● **WRITTEN TASK**:
Each line below should be reproduced without any alteration.

— START —

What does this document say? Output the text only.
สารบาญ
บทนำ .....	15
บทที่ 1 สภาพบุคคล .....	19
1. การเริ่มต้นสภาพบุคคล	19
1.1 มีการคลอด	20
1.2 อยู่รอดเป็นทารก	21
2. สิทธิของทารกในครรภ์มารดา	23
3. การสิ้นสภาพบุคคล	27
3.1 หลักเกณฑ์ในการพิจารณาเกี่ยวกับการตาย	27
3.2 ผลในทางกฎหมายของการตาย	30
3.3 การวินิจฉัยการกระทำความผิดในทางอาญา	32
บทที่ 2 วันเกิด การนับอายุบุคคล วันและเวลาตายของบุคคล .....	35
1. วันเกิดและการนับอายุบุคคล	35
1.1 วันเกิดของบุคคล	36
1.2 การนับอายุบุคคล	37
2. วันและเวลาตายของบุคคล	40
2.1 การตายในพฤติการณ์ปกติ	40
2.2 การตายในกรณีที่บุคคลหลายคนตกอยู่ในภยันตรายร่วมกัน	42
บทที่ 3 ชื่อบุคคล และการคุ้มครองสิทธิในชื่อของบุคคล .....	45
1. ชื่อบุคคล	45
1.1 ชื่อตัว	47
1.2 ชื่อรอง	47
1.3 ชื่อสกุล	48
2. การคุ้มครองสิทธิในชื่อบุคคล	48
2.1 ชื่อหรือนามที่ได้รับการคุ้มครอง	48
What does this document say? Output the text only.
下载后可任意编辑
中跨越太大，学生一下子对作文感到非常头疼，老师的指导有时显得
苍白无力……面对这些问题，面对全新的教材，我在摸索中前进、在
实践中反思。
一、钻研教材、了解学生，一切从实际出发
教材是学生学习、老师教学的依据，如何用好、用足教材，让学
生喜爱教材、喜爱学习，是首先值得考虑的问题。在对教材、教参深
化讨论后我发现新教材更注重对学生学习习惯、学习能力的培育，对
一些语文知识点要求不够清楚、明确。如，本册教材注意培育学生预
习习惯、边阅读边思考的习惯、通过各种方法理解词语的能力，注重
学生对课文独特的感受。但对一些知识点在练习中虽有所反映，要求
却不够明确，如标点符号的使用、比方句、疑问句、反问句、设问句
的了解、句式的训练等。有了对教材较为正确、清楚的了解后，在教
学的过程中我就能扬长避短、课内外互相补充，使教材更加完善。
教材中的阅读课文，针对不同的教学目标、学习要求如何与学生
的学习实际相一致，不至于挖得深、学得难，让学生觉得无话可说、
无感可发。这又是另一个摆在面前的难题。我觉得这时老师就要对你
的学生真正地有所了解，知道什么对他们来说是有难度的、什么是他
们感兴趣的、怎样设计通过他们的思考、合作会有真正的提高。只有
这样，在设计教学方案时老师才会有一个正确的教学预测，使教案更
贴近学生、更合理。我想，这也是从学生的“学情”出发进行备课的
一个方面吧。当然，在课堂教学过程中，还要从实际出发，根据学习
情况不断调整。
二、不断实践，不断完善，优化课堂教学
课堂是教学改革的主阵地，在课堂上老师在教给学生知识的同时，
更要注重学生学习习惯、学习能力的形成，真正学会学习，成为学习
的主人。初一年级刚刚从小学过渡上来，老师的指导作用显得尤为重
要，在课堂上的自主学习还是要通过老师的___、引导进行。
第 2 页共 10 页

— END —

● **ANSWER IN FULL**:
What does this document say? Output the text only.
สารบาญ
บทนำ .....	15
บทที่ 1 สภาพบุคคล .....	19
1. การเริ่มต้นสภาพบุคคล	19
1.1 มีการคลอด	20
1.2 อยู่รอดเป็นทารก	21
2. สิทธิของทารกในครรภ์มารดา	23
3. การสิ้นสภาพบุคคล	27
3.1 หลักเกณฑ์ในการพิจารณาเกี่ยวกับการตาย	27
3.2 ผลในทางกฎหมายของการตาย	30
3.3 การวินิจฉัยการกระทำความผิดในทางอาญา	32
บทที่ 2 วันเกิด การนับอายุบุคคล วันและเวลาตายของบุคคล .....	35
1. วันเกิดและการนับอายุบุคคล	35
1.1 วันเกิดของบุคคล	36
1.2 การนับอายุบุคคล	37
2. วันและเวลาตายของบุคคล	40
2.1 การตายในพฤติการณ์ปกติ	40
2.2 การตายในกรณีที่บุคคลหลายคนตกอยู่ในภยันตรายร่วมกัน	42
บทที่ 3 ชื่อบุคคล และการคุ้มครองสิทธิในชื่อของบุคคล .....	45
1. ชื่อบุคคล	45
1.1 ชื่อตัว	47
1.2 ชื่อรอง	47
1.3 ชื่อสกุล	48
2. การคุ้มครองสิทธิในชื่อบุคคล	48
2.1 ชื่อหรือนามที่ได้รับการคุ้มครอง	48
What does this document say? Output the text only.
下载后可任意编辑
中跨越太大，学生一下子对作文感到非常头疼，老师的指导有时显得
苍白无力……面对这些问题，面对全新的教材，我在摸索中前进、在
实践中反思。
一、钻研教材、了解学生，一切从实际出发
教材是学生学习、老师教学的依据，如何用好、用足教材，让学
生喜爱教材、喜爱学习，是首先值得考虑的问题。在对教材、教参深
化讨论后我发现新教材更注重对学生学习习惯、学习能力的培育，对
一些语文知识点要求不够清楚、明确。如，本册教材注意培育学生预
习习惯、边阅读边思考的习惯、通过各种方法理解词语的能力，注重
学生对课文独特的感受。但对一些知识点在练习中虽有所反映，要求
却不够明确，如标点符号的使用、比方句、疑问句、反问句、设问句
的了解、句式的训练等。有了对教材较为正确、清楚的了解后，在教
学的过程中我就能扬长避短、课内外互相补充，使教材更加完善。
教材中的阅读课文，针对不同的教学目标、学习要求如何与学生
的学习实际相一致，不至于挖得深、学得难，让学生觉得无话可说、
无感可发。这又是另一个摆在面前的难题。我觉得这时老师就要对你
的学生真正地有所了解，知道什么对他们来说是有难度的、什么是他
们感兴趣的、怎样设计通过他们的思考、合作会有真正的提高。只有
这样，在设计教学方案时老师才会有一个正确的教学预测，使教案更
贴近学生、更合理。我想，这也是从学生的“学情”出发进行备课的
一个方面吧。当然，在课堂教学过程中，还要从实际出发，根据学习
情况不断调整。
二、不断实践，不断完善，优化课堂教学
课堂是教学改革的主阵地，在课堂上老师在教给学生知识的同时，
更要注重学生学习习惯、学习能力的形成，真正学会学习，成为学习
的主人。初一年级刚刚从小学过渡上来，老师的指导作用显得尤为重
要，在课堂上的自主学习还是要通过老师的___、引导进行。
第 2 页共 10 页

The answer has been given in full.